Pull out every line below that holds the word "object".

§ **Data**
● ● ● ●
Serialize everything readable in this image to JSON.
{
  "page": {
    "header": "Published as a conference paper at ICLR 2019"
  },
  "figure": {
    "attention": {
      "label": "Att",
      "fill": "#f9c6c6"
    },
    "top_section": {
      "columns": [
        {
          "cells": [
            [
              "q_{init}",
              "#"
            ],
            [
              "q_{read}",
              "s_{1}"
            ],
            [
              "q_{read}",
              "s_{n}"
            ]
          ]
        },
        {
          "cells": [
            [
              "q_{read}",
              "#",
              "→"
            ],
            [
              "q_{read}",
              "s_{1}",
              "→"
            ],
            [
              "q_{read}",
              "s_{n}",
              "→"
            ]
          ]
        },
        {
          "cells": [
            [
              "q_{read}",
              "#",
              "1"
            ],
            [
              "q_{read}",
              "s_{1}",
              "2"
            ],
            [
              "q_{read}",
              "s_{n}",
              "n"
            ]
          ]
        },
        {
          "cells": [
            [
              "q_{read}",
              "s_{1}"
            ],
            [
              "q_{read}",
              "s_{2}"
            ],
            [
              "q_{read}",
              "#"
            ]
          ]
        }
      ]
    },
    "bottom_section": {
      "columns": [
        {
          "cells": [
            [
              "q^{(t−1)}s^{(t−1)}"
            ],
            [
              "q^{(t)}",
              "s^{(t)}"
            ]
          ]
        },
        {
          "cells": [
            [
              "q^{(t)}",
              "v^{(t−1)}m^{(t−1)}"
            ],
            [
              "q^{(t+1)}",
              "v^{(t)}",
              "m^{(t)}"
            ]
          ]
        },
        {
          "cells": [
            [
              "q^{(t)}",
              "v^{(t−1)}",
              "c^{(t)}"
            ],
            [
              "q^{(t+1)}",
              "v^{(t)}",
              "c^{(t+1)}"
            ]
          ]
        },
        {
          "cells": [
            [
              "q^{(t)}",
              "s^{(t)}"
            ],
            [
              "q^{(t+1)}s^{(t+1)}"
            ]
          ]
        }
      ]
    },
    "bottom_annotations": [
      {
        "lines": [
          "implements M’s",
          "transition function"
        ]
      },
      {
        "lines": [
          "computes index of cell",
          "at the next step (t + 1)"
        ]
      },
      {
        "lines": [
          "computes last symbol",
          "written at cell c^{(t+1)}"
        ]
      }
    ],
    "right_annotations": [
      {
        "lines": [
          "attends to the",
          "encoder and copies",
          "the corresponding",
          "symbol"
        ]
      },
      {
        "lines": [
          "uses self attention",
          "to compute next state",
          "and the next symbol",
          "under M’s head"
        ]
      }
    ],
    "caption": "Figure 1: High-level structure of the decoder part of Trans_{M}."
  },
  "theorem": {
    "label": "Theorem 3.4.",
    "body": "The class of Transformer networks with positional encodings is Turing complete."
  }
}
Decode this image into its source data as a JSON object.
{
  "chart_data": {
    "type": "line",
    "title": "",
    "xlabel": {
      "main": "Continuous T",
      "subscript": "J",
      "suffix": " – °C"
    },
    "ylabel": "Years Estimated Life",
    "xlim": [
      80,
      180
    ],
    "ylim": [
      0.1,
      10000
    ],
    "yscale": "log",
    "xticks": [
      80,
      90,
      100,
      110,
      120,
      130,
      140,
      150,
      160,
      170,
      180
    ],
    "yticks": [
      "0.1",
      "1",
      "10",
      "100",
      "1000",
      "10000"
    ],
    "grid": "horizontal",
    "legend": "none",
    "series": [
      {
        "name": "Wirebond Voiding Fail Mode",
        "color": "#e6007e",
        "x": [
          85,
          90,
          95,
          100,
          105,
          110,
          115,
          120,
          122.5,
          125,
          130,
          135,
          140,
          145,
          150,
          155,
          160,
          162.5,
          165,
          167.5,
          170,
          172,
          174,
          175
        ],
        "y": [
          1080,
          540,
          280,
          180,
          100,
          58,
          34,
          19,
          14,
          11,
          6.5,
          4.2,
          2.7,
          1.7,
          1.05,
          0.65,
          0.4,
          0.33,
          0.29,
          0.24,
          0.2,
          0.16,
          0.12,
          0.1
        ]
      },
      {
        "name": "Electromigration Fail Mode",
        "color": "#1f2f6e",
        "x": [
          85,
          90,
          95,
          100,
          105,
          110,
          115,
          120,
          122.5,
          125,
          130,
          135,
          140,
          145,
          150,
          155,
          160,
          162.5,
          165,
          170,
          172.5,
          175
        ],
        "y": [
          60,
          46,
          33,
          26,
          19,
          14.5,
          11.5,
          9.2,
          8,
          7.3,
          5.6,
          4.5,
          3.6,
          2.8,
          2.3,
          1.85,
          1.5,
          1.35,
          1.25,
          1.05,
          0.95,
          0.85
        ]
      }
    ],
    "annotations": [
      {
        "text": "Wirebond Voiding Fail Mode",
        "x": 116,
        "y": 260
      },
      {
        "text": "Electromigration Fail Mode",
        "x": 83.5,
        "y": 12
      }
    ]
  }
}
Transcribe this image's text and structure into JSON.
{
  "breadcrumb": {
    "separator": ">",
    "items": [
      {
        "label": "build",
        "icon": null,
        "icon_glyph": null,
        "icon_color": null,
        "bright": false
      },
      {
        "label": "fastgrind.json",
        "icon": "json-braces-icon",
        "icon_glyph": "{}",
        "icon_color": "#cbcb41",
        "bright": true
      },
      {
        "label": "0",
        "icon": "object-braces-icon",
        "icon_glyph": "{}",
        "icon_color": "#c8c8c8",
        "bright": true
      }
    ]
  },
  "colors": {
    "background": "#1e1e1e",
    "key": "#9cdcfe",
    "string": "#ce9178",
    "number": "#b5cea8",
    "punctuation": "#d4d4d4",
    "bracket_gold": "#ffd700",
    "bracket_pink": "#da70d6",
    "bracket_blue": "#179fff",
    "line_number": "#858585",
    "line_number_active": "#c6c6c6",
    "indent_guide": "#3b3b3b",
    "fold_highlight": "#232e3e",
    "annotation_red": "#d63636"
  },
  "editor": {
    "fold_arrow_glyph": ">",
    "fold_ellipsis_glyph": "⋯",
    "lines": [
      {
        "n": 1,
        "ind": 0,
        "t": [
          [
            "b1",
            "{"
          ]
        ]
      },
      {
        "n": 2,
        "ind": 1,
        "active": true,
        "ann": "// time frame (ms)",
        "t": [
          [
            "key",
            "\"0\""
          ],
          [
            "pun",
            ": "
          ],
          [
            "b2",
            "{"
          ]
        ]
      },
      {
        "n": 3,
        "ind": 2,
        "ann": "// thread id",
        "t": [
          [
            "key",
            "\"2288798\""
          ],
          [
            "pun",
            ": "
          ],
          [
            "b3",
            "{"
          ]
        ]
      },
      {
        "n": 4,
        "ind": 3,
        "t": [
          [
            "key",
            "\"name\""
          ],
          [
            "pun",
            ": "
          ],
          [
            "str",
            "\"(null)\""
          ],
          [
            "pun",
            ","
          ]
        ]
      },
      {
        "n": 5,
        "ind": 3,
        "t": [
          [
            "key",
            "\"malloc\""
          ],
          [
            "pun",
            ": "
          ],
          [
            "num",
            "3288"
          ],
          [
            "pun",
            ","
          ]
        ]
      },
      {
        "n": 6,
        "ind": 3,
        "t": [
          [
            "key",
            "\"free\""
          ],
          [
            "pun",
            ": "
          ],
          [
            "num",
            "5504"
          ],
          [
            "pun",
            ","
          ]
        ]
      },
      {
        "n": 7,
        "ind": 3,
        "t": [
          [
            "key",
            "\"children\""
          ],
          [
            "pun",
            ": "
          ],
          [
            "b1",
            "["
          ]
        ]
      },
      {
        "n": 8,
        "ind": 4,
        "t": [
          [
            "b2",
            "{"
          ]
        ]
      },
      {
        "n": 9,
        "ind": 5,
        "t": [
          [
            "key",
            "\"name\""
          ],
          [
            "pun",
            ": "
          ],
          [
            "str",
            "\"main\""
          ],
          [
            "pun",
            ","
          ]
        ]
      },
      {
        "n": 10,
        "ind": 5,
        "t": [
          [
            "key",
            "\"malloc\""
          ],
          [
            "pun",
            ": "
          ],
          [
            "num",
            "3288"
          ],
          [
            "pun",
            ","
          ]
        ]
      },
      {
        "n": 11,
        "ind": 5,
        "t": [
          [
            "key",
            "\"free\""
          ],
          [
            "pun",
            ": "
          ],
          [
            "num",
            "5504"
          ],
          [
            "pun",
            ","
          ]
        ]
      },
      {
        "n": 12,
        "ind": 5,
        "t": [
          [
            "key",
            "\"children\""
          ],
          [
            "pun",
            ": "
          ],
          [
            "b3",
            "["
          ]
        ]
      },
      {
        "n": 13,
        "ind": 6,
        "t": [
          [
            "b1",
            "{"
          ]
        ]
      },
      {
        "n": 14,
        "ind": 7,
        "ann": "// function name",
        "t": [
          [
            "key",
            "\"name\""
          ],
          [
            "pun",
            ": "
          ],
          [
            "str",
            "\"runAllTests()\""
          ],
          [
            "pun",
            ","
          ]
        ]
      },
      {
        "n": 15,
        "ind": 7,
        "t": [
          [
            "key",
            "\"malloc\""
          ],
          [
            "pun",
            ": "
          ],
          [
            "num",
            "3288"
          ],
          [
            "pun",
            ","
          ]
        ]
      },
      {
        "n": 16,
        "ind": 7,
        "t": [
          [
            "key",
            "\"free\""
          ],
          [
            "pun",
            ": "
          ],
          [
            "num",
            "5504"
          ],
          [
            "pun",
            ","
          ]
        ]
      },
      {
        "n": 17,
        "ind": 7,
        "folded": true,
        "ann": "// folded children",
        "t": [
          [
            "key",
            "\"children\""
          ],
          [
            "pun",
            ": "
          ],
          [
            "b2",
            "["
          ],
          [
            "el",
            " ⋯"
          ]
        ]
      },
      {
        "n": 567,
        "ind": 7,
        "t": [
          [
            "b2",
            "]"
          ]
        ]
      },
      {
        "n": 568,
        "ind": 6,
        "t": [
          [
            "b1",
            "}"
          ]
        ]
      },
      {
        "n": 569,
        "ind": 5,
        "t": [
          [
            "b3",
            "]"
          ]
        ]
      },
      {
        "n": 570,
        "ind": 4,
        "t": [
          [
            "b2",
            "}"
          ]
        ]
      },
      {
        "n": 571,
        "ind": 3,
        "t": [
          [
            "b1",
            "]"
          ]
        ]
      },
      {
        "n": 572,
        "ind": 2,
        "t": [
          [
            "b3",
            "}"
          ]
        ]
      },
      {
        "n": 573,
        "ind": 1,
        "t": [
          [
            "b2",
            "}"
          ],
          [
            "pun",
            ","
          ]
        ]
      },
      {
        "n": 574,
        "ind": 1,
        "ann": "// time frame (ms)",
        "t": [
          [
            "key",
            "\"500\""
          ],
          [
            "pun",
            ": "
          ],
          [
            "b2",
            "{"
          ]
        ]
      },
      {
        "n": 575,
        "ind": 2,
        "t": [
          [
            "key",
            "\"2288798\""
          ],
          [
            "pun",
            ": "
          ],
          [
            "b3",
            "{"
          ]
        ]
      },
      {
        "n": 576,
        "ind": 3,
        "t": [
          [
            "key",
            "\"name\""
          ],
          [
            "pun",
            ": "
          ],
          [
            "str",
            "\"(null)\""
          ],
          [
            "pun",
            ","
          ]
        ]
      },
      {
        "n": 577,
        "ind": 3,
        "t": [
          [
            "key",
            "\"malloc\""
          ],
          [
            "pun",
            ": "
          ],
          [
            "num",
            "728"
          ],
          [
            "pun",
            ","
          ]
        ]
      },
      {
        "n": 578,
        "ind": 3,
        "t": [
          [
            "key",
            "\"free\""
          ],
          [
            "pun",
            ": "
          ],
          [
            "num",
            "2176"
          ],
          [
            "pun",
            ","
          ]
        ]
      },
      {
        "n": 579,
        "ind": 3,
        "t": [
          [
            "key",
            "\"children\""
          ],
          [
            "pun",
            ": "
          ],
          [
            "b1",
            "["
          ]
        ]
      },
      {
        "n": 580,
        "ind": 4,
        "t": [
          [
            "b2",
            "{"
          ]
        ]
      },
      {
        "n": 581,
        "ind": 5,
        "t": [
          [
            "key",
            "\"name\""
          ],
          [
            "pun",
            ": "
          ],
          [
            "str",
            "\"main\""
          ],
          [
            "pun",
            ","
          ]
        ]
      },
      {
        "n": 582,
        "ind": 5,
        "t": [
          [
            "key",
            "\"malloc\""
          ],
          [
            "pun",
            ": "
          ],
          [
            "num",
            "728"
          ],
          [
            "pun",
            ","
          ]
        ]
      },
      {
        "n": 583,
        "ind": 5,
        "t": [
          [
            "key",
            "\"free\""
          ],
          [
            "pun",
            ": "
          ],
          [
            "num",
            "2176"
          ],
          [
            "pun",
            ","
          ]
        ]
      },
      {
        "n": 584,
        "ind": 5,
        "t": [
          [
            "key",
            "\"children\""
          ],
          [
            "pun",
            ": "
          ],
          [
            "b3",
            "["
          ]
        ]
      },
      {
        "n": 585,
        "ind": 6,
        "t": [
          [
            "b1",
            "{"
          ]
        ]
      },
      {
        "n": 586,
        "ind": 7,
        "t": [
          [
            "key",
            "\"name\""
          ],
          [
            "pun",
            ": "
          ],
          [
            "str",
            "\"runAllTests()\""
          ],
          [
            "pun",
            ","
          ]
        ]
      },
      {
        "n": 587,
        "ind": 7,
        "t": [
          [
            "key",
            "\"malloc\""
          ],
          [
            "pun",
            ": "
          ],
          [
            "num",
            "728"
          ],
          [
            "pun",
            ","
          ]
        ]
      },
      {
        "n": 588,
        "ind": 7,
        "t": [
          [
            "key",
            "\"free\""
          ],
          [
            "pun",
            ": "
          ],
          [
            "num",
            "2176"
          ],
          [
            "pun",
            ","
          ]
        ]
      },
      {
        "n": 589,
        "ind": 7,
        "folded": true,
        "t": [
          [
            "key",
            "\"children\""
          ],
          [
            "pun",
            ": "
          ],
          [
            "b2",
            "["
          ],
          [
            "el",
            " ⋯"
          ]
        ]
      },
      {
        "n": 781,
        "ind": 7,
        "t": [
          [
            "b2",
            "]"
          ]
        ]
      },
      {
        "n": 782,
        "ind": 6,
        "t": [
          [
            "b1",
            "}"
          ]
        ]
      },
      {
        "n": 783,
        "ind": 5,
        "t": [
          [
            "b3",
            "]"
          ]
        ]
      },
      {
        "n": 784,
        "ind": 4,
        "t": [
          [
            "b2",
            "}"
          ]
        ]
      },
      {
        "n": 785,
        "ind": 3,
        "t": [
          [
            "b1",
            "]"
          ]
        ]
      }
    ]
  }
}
● ● ● ●
§ **Full output**
Decode this image into its source data as a JSON object.
        "icon": "object-braces-icon",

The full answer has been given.